> _TASK_
For each line below that contains the string "ятки", copy that line.

RAW RECORDS start

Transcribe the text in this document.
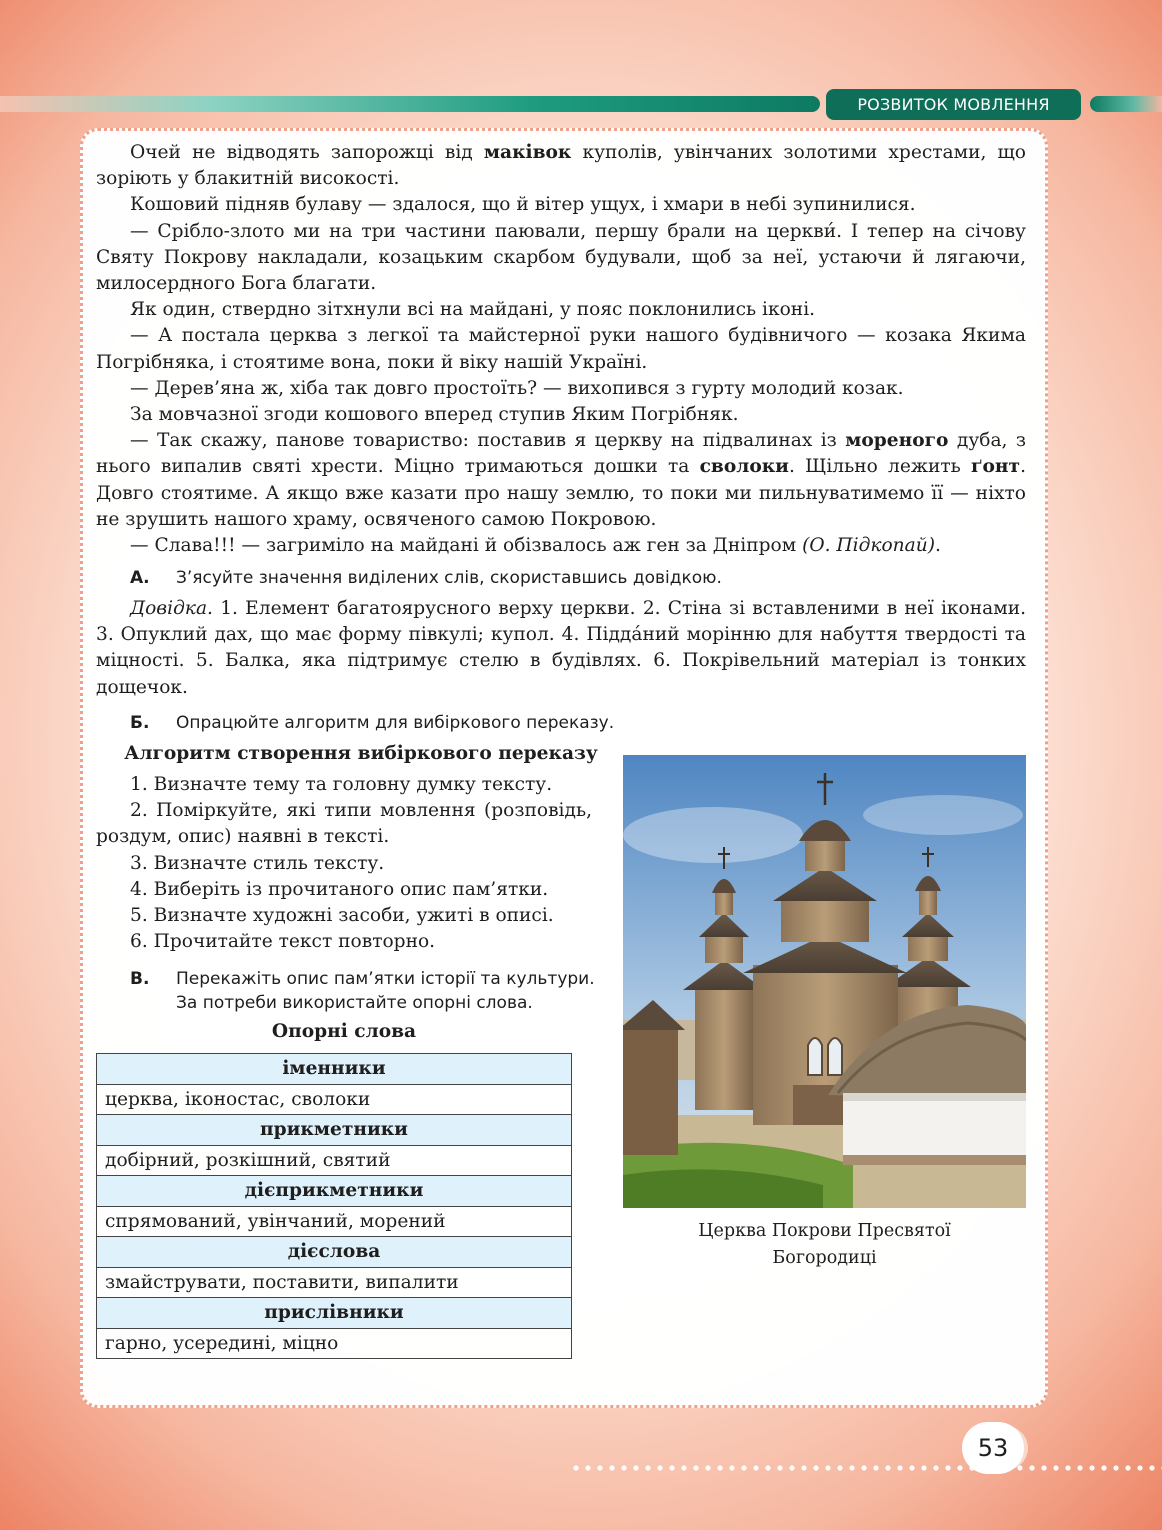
РОЗВИТОК МОВЛЕННЯ

Очей не відводять запорожці від маківок куполів, увінчаних золотими хрестами, що зоріють у блакитній високості.

Кошовий підняв булаву — здалося, що й вітер ущух, і хмари в небі зупинилися.

— Срібло-злото ми на три частини паювали, першу брали на церкви́. І тепер на січову Святу Покрову накладали, козацьким скарбом будували, щоб за неї, устаючи й лягаючи, милосердного Бога благати.

Як один, ствердно зітхнули всі на майдані, у пояс поклонились іконі.

— А постала церква з легкої та майстерної руки нашого будівничого — козака Якима Погрібняка, і стоятиме вона, поки й віку нашій Україні.

— Дерев’яна ж, хіба так довго простоїть? — вихопився з гурту молодий козак.

За мовчазної згоди кошового вперед ступив Яким Погрібняк.

— Так скажу, панове товариство: поставив я церкву на підвалинах із мореного дуба, з нього випалив святі хрести. Міцно тримаються дошки та сволоки. Щільно лежить ґонт. Довго стоятиме. А якщо вже казати про нашу землю, то поки ми пильнуватимемо її — ніхто не зрушить нашого храму, освяченого самою Покровою.

— Слава!!! — загриміло на майдані й обізвалось аж ген за Дніпром (О. Підкопай).

А. З’ясуйте значення виділених слів, скориставшись довідкою.

Довідка. 1. Елемент багатоярусного верху церкви. 2. Стіна зі вставленими в неї іконами. 3. Опуклий дах, що має форму півкулі; купол. 4. Підда́ний морінню для набуття твердості та міцності. 5. Балка, яка підтримує стелю в будівлях. 6. Покрівельний матеріал із тонких дощечок.

Б. Опрацюйте алгоритм для вибіркового переказу.
Алгоритм створення вибіркового переказу

1. Визначте тему та головну думку тексту.

2. Поміркуйте, які типи мовлення (розповідь, роздум, опис) наявні в тексті.

3. Визначте стиль тексту.

4. Виберіть із прочитаного опис пам’ятки.

5. Визначте художні засоби, ужиті в описі.

6. Прочитайте текст повторно.

В. Перекажіть опис пам’ятки історії та культури. За потреби використайте опорні слова.
Опорні слова
іменники
церква, іконостас, сволоки
прикметники
добірний, розкішний, святий
дієприкметники
спрямований, увінчаний, морений
дієслова
змайструвати, поставити, випалити
прислівники
гарно, усередині, міцно
Церква Покрови Пресвятої
Богородиці
53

RAW RECORDS end

> _FULL OUTPUT_
4. Виберіть із прочитаного опис пам’ятки.
В. Перекажіть опис пам’ятки історії та культури. За потреби використайте опорні слова.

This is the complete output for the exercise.